▸ AIM OF THE TASK
Each line that holds the word "square" counts once. Give the total number of such lines and nothing else.

++++++++++

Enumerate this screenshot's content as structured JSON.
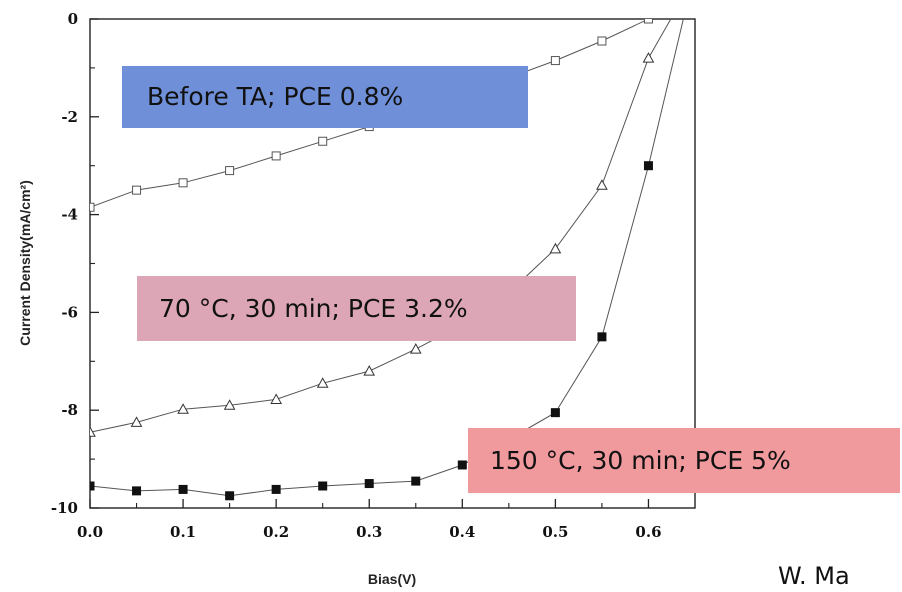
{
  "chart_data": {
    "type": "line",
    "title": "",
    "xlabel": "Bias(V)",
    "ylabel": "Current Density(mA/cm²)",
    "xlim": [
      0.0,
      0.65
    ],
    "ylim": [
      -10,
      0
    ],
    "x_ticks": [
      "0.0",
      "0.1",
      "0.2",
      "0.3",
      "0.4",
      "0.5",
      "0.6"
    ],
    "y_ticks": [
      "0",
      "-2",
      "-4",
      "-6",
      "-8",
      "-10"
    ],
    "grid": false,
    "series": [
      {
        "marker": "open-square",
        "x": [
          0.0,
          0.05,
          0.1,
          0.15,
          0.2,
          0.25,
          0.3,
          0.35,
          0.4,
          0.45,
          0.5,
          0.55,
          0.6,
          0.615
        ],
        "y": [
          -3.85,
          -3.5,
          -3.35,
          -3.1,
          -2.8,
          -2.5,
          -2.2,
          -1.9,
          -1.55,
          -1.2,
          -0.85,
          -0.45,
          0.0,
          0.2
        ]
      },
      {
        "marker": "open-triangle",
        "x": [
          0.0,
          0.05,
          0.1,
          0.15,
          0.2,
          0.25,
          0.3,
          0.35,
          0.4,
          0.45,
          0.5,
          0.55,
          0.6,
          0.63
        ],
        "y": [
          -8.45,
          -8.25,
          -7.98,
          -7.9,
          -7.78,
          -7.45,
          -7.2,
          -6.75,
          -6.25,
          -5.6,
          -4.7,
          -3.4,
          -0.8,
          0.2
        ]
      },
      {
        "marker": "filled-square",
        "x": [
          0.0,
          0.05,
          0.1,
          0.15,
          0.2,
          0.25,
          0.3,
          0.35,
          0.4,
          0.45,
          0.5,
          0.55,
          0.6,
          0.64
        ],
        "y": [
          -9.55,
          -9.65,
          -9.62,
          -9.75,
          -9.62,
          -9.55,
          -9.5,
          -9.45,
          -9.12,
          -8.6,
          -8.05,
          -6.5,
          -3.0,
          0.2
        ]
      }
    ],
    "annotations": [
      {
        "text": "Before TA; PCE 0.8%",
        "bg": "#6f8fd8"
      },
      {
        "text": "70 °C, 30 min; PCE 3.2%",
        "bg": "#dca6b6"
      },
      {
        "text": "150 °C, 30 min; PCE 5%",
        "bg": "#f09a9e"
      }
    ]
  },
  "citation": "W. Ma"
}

++++++++++

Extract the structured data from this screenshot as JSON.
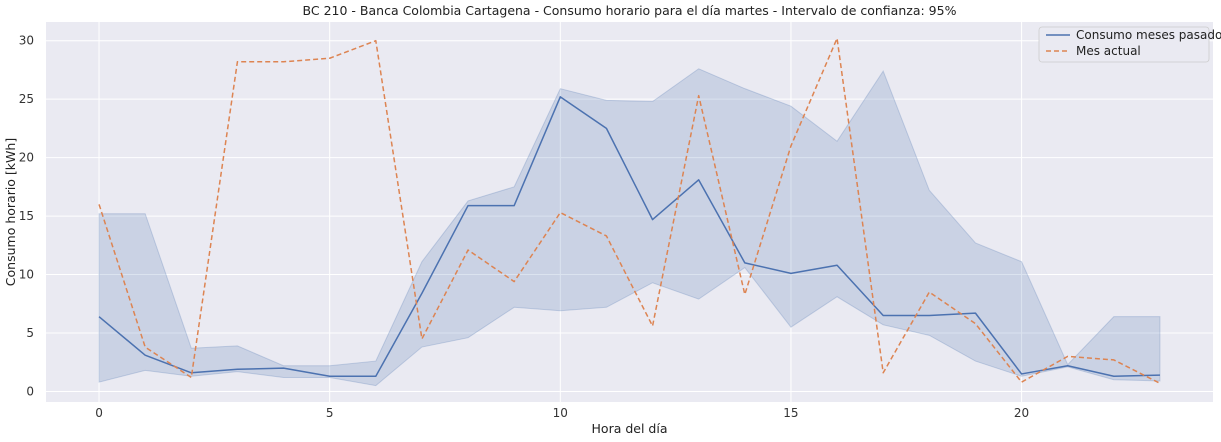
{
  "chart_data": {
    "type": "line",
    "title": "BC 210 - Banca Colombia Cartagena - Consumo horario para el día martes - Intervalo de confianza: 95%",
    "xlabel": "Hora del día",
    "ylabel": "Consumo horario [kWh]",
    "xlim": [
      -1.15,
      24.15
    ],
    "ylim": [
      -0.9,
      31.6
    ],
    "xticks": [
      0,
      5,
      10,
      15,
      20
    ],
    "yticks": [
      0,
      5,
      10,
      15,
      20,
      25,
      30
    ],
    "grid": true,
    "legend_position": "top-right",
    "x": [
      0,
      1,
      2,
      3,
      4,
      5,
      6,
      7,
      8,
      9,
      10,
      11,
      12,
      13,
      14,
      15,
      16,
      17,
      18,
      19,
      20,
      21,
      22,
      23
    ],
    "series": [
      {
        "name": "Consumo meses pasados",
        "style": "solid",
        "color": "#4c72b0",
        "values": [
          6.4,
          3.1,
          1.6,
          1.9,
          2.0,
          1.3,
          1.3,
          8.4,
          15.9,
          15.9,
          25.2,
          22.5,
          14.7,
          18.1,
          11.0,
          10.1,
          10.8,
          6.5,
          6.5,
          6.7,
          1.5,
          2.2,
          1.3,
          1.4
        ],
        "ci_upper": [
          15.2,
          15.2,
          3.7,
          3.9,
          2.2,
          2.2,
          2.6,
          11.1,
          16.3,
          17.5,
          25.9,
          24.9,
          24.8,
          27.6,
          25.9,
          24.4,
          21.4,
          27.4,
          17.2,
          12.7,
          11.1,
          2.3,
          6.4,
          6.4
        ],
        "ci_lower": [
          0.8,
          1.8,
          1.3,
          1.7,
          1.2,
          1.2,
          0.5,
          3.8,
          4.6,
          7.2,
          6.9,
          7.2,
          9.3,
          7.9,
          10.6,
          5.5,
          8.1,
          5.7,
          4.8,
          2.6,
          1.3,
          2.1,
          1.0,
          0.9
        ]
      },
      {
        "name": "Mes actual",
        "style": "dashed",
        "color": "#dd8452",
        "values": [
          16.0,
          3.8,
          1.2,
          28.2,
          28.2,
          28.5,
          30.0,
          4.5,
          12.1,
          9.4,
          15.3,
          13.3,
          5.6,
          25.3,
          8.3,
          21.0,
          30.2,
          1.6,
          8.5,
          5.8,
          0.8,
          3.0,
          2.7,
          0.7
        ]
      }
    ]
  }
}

++++++++++

▸ WORKED SOLUTION
2